• TASK PROMPT: Report how many lines of the records below include the word "text". Give nothing but the number.

— begin —

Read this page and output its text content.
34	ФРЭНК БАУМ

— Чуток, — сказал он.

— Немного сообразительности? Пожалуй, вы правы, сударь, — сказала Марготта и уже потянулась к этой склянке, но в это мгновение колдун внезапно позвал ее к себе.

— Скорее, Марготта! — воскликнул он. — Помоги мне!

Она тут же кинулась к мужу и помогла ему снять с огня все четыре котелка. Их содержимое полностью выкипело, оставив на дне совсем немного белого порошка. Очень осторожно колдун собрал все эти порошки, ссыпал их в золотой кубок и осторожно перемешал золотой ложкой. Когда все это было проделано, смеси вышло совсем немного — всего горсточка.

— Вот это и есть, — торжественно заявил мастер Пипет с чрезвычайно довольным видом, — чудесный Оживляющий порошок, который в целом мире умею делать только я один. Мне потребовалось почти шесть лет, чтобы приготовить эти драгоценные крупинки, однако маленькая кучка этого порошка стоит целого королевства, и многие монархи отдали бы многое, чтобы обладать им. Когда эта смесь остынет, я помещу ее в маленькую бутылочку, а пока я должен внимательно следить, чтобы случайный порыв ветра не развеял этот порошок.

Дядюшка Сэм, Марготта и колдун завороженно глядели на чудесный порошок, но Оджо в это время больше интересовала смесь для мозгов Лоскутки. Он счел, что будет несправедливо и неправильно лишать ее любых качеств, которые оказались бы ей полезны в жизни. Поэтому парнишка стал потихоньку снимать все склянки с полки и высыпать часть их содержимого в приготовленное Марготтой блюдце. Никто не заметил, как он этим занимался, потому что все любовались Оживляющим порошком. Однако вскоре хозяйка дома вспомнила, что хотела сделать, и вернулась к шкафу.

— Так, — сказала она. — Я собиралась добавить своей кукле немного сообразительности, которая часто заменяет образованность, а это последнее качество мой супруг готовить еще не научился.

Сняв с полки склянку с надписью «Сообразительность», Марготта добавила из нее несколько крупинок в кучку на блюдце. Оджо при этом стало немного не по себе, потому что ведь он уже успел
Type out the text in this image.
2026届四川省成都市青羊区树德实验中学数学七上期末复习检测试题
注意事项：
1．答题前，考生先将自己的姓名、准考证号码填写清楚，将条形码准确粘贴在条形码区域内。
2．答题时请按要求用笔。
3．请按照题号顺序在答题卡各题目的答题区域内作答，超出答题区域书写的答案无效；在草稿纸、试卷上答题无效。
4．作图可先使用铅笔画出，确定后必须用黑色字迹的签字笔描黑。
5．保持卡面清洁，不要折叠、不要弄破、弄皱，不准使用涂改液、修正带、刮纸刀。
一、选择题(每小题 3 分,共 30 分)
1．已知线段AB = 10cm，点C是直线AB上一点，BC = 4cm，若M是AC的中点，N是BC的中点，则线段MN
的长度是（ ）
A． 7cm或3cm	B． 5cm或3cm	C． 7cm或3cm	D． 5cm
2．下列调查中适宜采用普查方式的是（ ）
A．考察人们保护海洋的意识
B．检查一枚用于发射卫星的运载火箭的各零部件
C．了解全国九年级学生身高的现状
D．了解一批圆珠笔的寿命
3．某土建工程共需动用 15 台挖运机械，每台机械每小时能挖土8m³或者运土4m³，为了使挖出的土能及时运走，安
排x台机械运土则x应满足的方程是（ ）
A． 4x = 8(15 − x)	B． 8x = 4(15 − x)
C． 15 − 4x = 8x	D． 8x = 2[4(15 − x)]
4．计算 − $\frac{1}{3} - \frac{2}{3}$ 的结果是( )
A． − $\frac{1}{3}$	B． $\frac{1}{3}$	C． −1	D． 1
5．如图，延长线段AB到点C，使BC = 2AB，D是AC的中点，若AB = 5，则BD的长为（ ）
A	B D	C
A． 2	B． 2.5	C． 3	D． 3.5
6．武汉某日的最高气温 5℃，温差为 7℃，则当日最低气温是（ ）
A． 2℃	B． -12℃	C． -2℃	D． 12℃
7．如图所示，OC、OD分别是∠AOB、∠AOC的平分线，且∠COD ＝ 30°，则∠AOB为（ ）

— end —

• THE REPLY: 2